- **Given problem**: Answer with nothing except the number of lines that contain the word "firm".

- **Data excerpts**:
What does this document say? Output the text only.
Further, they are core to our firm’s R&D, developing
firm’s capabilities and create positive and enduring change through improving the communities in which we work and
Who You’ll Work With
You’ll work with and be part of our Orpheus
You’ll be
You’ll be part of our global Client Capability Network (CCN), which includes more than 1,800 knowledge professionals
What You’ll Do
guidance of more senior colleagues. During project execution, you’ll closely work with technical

- **Written solution**: 2